_GIVEN RECORDS:_
§
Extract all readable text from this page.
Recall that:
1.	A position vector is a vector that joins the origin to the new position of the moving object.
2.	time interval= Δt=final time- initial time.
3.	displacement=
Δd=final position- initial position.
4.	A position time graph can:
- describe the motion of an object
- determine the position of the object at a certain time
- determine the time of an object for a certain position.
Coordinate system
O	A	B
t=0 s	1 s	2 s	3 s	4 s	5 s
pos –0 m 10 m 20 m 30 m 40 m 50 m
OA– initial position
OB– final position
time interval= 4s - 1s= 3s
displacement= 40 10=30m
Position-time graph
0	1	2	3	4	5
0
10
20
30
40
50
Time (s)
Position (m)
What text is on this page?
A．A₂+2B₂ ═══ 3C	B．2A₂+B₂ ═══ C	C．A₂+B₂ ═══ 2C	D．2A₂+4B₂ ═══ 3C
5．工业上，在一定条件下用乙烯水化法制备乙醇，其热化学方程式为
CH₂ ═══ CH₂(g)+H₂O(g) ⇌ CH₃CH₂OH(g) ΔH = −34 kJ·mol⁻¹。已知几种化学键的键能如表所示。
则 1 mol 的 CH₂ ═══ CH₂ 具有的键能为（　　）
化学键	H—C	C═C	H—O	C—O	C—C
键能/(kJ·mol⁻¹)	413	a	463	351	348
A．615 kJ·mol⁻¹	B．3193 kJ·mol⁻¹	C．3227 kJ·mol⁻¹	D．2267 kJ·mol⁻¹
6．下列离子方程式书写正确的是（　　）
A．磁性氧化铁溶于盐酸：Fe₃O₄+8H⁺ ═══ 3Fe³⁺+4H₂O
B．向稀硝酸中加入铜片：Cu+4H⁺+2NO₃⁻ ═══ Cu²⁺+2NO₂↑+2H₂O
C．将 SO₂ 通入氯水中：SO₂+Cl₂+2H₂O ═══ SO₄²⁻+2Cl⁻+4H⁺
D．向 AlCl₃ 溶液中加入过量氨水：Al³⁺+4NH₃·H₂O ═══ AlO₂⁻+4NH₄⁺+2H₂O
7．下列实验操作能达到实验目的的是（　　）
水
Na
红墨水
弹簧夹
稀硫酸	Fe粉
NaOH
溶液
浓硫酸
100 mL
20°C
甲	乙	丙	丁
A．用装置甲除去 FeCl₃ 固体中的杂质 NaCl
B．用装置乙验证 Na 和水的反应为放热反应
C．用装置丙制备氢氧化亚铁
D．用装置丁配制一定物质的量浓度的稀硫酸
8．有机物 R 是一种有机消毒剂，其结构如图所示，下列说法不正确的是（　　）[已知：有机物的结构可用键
§
_WRITTEN EXERCISE:_ Return every record above exactly as it appears.

_TASK OUTPUT:_
Extract all readable text from this page.
Recall that:
1.	A position vector is a vector that joins the origin to the new position of the moving object.
2.	time interval= Δt=final time- initial time.
3.	displacement=
Δd=final position- initial position.
4.	A position time graph can:
- describe the motion of an object
- determine the position of the object at a certain time
- determine the time of an object for a certain position.
Coordinate system
O	A	B
t=0 s	1 s	2 s	3 s	4 s	5 s
pos –0 m 10 m 20 m 30 m 40 m 50 m
OA– initial position
OB– final position
time interval= 4s - 1s= 3s
displacement= 40 10=30m
Position-time graph
0	1	2	3	4	5
0
10
20
30
40
50
Time (s)
Position (m)
What text is on this page?
A．A₂+2B₂ ═══ 3C	B．2A₂+B₂ ═══ C	C．A₂+B₂ ═══ 2C	D．2A₂+4B₂ ═══ 3C
5．工业上，在一定条件下用乙烯水化法制备乙醇，其热化学方程式为
CH₂ ═══ CH₂(g)+H₂O(g) ⇌ CH₃CH₂OH(g) ΔH = −34 kJ·mol⁻¹。已知几种化学键的键能如表所示。
则 1 mol 的 CH₂ ═══ CH₂ 具有的键能为（　　）
化学键	H—C	C═C	H—O	C—O	C—C
键能/(kJ·mol⁻¹)	413	a	463	351	348
A．615 kJ·mol⁻¹	B．3193 kJ·mol⁻¹	C．3227 kJ·mol⁻¹	D．2267 kJ·mol⁻¹
6．下列离子方程式书写正确的是（　　）
A．磁性氧化铁溶于盐酸：Fe₃O₄+8H⁺ ═══ 3Fe³⁺+4H₂O
B．向稀硝酸中加入铜片：Cu+4H⁺+2NO₃⁻ ═══ Cu²⁺+2NO₂↑+2H₂O
C．将 SO₂ 通入氯水中：SO₂+Cl₂+2H₂O ═══ SO₄²⁻+2Cl⁻+4H⁺
D．向 AlCl₃ 溶液中加入过量氨水：Al³⁺+4NH₃·H₂O ═══ AlO₂⁻+4NH₄⁺+2H₂O
7．下列实验操作能达到实验目的的是（　　）
水
Na
红墨水
弹簧夹
稀硫酸	Fe粉
NaOH
溶液
浓硫酸
100 mL
20°C
甲	乙	丙	丁
A．用装置甲除去 FeCl₃ 固体中的杂质 NaCl
B．用装置乙验证 Na 和水的反应为放热反应
C．用装置丙制备氢氧化亚铁
D．用装置丁配制一定物质的量浓度的稀硫酸
8．有机物 R 是一种有机消毒剂，其结构如图所示，下列说法不正确的是（　　）[已知：有机物的结构可用键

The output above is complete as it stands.